— Begin —

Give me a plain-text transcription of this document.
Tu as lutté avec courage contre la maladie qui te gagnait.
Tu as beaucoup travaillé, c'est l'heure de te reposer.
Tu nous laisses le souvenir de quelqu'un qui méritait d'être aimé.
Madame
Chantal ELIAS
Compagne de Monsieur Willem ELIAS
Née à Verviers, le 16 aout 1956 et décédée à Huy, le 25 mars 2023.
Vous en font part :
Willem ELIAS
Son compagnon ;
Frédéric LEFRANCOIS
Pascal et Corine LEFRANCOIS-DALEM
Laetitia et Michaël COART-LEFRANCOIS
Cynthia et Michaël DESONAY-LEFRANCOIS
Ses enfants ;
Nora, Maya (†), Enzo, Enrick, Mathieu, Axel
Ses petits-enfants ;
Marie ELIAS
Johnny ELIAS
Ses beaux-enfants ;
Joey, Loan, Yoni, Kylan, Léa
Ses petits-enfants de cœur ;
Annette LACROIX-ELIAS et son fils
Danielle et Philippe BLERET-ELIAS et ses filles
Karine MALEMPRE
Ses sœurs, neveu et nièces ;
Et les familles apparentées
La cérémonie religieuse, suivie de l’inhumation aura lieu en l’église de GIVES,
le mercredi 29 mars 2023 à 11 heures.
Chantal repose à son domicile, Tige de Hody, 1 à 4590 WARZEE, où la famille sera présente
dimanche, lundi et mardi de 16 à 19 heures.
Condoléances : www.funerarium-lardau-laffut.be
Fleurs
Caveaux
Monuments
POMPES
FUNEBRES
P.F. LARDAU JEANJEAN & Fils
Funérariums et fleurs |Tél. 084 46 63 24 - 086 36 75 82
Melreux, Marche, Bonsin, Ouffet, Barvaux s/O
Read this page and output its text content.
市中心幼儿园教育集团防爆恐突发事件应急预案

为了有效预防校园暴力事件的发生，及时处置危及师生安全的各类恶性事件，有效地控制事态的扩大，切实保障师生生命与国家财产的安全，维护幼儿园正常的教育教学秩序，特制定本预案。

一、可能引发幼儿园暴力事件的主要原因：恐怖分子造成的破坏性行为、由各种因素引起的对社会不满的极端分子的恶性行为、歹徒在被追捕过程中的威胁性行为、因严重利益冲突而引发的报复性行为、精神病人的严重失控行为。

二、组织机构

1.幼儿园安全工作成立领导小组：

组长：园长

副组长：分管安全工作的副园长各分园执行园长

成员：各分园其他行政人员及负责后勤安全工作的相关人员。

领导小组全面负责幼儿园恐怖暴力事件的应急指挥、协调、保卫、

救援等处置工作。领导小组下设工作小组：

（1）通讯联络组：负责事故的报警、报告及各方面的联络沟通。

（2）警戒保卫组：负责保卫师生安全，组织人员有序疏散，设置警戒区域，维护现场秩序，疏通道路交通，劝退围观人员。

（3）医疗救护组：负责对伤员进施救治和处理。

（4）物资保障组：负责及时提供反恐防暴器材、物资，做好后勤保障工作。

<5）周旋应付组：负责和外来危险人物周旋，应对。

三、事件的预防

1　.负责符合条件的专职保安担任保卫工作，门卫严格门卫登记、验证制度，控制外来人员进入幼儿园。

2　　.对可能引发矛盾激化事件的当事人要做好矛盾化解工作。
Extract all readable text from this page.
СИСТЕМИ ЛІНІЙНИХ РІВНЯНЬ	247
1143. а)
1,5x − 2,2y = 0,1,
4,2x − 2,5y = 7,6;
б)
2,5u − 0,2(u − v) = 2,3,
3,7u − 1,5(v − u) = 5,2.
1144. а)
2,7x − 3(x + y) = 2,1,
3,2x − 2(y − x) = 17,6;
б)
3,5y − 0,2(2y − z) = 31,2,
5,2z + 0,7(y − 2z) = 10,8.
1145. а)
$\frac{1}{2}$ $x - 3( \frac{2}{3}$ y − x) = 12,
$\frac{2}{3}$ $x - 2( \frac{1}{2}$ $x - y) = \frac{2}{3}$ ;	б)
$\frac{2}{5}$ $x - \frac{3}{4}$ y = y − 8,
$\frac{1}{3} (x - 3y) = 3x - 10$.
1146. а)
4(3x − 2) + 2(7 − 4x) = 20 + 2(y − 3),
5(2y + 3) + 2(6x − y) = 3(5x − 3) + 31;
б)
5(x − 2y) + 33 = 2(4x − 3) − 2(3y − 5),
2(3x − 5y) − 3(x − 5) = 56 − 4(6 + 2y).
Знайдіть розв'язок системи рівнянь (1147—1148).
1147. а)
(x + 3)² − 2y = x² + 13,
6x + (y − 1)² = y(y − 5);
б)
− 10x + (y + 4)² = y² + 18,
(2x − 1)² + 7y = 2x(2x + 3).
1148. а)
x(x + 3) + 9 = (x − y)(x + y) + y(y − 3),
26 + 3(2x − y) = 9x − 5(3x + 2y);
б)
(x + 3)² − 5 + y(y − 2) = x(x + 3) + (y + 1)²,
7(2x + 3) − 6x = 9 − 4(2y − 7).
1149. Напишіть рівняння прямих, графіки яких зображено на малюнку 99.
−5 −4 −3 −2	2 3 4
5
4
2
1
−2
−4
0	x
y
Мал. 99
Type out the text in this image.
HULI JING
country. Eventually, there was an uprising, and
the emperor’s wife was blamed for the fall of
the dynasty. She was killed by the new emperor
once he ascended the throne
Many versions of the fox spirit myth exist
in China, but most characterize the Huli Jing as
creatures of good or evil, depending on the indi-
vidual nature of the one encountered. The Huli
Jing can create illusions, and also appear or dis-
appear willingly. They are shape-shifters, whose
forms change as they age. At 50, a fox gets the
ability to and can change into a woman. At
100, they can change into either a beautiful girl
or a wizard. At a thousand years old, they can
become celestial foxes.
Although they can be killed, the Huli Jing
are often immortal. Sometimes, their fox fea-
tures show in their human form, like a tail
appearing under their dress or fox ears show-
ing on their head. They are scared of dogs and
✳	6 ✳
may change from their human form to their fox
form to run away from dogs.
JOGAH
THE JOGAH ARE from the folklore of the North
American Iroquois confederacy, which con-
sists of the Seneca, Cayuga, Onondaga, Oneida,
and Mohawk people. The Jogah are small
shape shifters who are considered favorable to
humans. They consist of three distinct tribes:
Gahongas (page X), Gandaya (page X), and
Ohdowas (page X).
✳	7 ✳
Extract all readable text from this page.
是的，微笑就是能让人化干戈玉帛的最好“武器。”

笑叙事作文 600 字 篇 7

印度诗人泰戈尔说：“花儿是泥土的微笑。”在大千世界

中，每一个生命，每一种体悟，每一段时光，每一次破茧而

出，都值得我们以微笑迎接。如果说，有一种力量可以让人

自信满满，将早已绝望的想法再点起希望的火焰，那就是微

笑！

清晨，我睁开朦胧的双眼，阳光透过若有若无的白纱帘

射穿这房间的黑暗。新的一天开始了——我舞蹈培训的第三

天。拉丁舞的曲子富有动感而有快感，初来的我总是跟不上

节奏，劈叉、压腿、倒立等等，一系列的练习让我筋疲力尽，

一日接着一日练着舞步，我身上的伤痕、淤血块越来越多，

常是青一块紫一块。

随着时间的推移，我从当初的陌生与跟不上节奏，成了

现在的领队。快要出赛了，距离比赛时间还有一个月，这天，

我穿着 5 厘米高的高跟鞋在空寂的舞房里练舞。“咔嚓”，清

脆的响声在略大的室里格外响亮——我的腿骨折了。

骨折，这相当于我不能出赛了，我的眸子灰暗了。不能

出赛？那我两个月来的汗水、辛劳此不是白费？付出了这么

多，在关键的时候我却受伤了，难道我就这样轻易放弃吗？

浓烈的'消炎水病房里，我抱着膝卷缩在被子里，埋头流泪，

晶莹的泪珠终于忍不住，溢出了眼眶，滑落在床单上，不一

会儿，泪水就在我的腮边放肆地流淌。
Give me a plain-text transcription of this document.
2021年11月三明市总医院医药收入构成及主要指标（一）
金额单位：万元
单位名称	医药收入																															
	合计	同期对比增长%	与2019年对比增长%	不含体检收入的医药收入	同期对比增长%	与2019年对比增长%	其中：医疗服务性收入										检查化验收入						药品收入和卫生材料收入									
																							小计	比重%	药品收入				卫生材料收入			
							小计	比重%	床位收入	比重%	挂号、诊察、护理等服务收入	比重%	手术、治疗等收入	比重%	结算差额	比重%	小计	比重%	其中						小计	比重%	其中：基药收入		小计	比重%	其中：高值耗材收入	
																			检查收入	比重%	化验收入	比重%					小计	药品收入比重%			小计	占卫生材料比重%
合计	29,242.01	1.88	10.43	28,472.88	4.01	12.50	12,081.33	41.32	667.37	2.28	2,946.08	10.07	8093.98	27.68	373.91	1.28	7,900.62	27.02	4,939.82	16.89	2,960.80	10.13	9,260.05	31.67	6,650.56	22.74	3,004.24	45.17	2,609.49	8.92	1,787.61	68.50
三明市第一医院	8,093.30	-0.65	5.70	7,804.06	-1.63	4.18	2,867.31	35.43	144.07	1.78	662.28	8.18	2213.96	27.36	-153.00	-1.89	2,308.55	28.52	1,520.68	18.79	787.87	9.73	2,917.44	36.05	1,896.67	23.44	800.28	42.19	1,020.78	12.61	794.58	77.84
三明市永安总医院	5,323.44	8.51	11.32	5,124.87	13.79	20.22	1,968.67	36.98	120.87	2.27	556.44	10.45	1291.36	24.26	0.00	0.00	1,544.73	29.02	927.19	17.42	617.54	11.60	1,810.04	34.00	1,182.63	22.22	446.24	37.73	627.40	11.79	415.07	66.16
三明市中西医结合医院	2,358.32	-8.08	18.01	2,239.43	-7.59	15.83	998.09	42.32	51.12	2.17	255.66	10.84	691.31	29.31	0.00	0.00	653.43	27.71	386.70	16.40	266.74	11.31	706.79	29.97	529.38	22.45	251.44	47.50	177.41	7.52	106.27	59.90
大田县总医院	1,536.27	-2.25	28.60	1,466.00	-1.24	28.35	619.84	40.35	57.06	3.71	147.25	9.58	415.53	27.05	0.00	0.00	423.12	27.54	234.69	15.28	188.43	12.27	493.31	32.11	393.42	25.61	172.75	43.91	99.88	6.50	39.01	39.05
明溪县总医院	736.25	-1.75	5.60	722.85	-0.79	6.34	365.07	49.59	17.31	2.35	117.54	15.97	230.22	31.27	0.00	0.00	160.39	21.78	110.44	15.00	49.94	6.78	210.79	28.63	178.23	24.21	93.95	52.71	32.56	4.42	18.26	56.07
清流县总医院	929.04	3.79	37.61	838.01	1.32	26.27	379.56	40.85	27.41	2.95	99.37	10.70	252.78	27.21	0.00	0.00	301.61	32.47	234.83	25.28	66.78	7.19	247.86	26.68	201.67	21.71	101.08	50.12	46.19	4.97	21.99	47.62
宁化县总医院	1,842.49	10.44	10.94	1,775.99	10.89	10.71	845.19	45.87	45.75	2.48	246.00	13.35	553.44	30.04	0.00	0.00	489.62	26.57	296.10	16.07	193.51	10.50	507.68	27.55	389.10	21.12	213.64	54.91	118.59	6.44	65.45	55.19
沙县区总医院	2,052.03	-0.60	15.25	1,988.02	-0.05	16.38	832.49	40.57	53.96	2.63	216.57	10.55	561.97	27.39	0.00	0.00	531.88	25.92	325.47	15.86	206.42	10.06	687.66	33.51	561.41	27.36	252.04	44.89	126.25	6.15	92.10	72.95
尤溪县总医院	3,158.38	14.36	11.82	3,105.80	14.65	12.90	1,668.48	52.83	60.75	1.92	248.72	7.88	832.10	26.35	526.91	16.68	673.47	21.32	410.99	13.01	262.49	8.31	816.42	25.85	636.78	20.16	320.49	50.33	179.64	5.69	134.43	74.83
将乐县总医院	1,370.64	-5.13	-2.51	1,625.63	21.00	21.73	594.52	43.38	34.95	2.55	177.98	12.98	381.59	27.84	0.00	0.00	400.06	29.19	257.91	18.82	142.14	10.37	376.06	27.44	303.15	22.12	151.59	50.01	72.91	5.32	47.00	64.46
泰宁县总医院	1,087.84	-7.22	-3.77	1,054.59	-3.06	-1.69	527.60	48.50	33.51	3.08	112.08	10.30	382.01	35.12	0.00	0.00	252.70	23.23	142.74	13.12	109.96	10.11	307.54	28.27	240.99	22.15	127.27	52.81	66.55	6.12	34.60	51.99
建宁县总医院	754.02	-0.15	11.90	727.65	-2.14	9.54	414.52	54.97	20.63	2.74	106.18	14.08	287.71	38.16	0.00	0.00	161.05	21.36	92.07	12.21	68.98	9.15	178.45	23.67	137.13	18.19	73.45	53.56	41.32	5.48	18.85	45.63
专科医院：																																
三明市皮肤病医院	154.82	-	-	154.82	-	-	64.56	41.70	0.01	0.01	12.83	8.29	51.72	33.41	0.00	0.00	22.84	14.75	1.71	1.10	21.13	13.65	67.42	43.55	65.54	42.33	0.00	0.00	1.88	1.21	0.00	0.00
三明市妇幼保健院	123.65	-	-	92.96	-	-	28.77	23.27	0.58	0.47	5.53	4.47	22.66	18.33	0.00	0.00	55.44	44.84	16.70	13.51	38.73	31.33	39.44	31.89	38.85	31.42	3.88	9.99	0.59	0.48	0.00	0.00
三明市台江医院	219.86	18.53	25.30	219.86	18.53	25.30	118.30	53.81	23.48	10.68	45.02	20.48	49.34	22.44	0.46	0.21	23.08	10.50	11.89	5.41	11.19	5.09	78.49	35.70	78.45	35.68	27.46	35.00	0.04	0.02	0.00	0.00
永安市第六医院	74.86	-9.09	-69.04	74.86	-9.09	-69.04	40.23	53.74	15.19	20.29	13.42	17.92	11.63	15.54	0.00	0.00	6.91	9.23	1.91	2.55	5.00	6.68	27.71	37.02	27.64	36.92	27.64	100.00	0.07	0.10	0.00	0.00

— End —

**Short problem:**
Lines that include the word "into" are to be extracted from the data above.

**Result below:**
ability to and can change into a woman. At
100, they can change into either a beautiful girl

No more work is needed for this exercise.